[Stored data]
────────────────

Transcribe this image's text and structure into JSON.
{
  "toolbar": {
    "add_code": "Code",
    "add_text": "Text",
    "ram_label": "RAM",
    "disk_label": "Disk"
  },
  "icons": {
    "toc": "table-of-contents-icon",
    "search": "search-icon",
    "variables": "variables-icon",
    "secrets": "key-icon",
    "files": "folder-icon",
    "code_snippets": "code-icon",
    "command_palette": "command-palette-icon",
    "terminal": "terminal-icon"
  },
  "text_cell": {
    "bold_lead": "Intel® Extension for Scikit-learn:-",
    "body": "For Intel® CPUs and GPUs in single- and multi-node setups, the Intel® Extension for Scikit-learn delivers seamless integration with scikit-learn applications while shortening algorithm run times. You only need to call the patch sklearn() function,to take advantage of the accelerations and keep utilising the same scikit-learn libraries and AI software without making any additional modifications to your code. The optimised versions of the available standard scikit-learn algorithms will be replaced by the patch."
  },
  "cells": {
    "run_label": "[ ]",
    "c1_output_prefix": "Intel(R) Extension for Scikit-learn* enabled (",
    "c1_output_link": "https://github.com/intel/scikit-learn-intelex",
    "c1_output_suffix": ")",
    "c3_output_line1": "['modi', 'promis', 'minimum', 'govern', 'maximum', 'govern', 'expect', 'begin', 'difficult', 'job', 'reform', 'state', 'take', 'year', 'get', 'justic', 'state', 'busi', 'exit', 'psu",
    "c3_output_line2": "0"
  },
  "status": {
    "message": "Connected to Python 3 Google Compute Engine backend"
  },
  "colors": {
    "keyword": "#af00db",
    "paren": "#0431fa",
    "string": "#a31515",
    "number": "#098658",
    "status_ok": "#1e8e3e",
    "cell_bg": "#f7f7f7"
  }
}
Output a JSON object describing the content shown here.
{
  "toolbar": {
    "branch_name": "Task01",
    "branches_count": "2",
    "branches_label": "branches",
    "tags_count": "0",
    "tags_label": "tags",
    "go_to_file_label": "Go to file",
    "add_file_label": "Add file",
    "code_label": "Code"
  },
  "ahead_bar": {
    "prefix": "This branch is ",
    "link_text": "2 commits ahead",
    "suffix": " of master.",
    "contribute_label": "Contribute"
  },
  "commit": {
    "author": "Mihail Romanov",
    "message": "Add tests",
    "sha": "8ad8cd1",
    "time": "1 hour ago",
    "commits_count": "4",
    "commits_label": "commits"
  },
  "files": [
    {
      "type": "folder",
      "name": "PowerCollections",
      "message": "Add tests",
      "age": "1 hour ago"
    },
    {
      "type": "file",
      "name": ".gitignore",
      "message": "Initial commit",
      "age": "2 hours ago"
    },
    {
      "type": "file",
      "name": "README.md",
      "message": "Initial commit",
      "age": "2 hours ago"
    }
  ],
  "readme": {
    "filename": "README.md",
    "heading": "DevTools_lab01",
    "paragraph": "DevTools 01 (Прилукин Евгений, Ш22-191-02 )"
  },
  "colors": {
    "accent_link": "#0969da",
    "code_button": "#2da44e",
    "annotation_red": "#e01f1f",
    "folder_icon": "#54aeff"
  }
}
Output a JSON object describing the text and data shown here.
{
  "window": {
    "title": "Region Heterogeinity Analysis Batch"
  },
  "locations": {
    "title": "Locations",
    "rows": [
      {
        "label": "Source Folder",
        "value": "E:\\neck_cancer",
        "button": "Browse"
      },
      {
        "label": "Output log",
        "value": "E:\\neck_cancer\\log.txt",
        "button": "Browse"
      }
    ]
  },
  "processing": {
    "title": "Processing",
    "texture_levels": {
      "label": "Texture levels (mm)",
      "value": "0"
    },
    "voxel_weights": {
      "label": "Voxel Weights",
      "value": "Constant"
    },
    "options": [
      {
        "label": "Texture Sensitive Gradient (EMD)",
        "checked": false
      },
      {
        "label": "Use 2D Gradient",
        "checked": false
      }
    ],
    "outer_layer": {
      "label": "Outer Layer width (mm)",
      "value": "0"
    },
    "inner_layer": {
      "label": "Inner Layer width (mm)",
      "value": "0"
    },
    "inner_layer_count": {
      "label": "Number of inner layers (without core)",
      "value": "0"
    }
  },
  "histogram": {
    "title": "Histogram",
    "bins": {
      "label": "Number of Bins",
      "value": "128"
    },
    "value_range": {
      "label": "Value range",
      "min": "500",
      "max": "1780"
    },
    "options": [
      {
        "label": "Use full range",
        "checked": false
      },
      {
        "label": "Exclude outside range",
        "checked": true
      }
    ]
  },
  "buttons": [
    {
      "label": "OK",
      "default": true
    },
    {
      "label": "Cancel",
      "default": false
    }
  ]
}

────────────────

#### [What you need to do]
Tally every line of the data that holds the word "learn" and write the count alone.

#### [Exercise solution]
4